### What is needed:
Leave the pictures out. Return all other data exactly.

Entries with figure data
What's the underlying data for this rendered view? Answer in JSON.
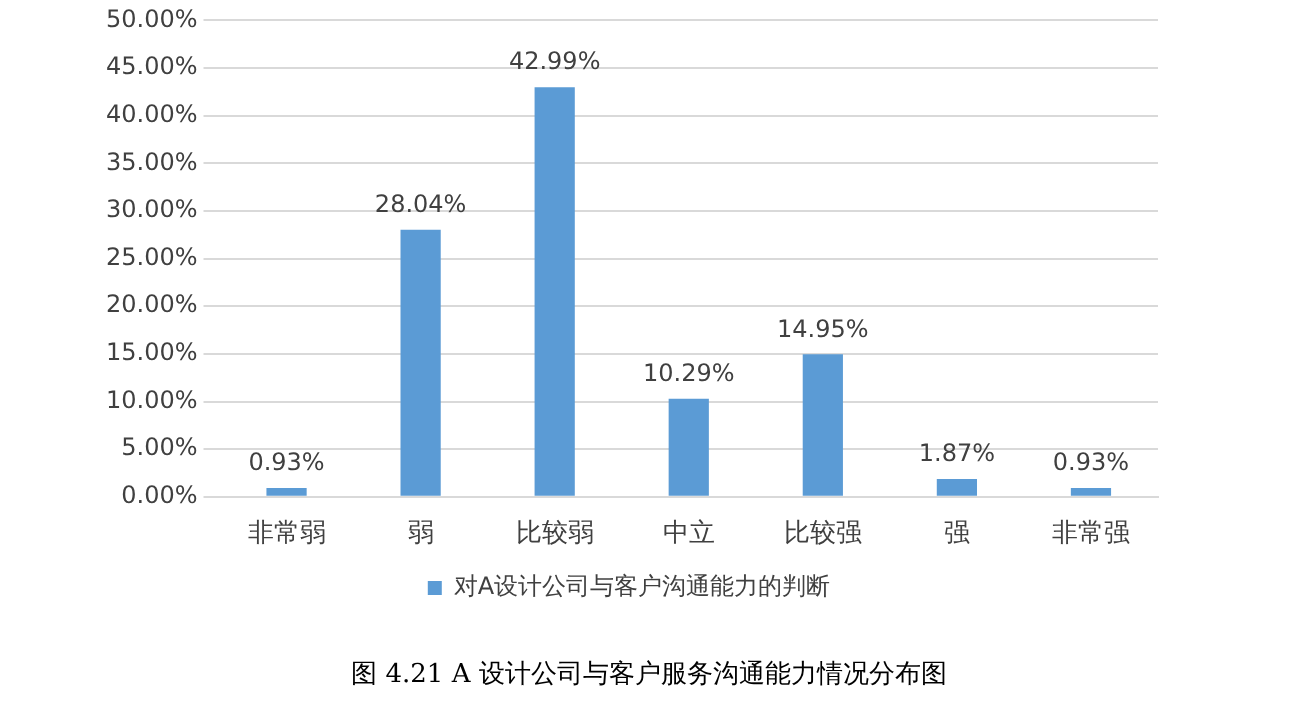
{
  "chart_data": {
    "type": "bar",
    "categories": [
      "非常弱",
      "弱",
      "比较弱",
      "中立",
      "比较强",
      "强",
      "非常强"
    ],
    "series": [
      {
        "name": "对A设计公司与客户沟通能力的判断",
        "color": "#5b9bd5",
        "values": [
          0.93,
          28.04,
          42.99,
          10.29,
          14.95,
          1.87,
          0.93
        ]
      }
    ],
    "ylim": [
      0,
      50
    ],
    "yticks": [
      {
        "value": 0,
        "label": "0.00%"
      },
      {
        "value": 5,
        "label": "5.00%"
      },
      {
        "value": 10,
        "label": "10.00%"
      },
      {
        "value": 15,
        "label": "15.00%"
      },
      {
        "value": 20,
        "label": "20.00%"
      },
      {
        "value": 25,
        "label": "25.00%"
      },
      {
        "value": 30,
        "label": "30.00%"
      },
      {
        "value": 35,
        "label": "35.00%"
      },
      {
        "value": 40,
        "label": "40.00%"
      },
      {
        "value": 45,
        "label": "45.00%"
      },
      {
        "value": 50,
        "label": "50.00%"
      }
    ],
    "value_labels": [
      "0.93%",
      "28.04%",
      "42.99%",
      "10.29%",
      "14.95%",
      "1.87%",
      "0.93%"
    ],
    "grid": "y",
    "legend": "bottom",
    "annotations": [
      "图 4.21 A 设计公司与客户服务沟通能力情况分布图"
    ]
  }
}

### Problem solution:
What's the underlying data for this rendered view? Answer in JSON.
{
  "chart_data": {
    "type": "bar",
    "categories": [
      "非常弱",
      "弱",
      "比较弱",
      "中立",
      "比较强",
      "强",
      "非常强"
    ],
    "series": [
      {
        "name": "对A设计公司与客户沟通能力的判断",
        "color": "#5b9bd5",
        "values": [
          0.93,
          28.04,
          42.99,
          10.29,
          14.95,
          1.87,
          0.93
        ]
      }
    ],
    "ylim": [
      0,
      50
    ],
    "yticks": [
      {
        "value": 0,
        "label": "0.00%"
      },
      {
        "value": 5,
        "label": "5.00%"
      },
      {
        "value": 10,
        "label": "10.00%"
      },
      {
        "value": 15,
        "label": "15.00%"
      },
      {
        "value": 20,
        "label": "20.00%"
      },
      {
        "value": 25,
        "label": "25.00%"
      },
      {
        "value": 30,
        "label": "30.00%"
      },
      {
        "value": 35,
        "label": "35.00%"
      },
      {
        "value": 40,
        "label": "40.00%"
      },
      {
        "value": 45,
        "label": "45.00%"
      },
      {
        "value": 50,
        "label": "50.00%"
      }
    ],
    "value_labels": [
      "0.93%",
      "28.04%",
      "42.99%",
      "10.29%",
      "14.95%",
      "1.87%",
      "0.93%"
    ],
    "grid": "y",
    "legend": "bottom",
    "annotations": [
      "图 4.21 A 设计公司与客户服务沟通能力情况分布图"
    ]
  }
}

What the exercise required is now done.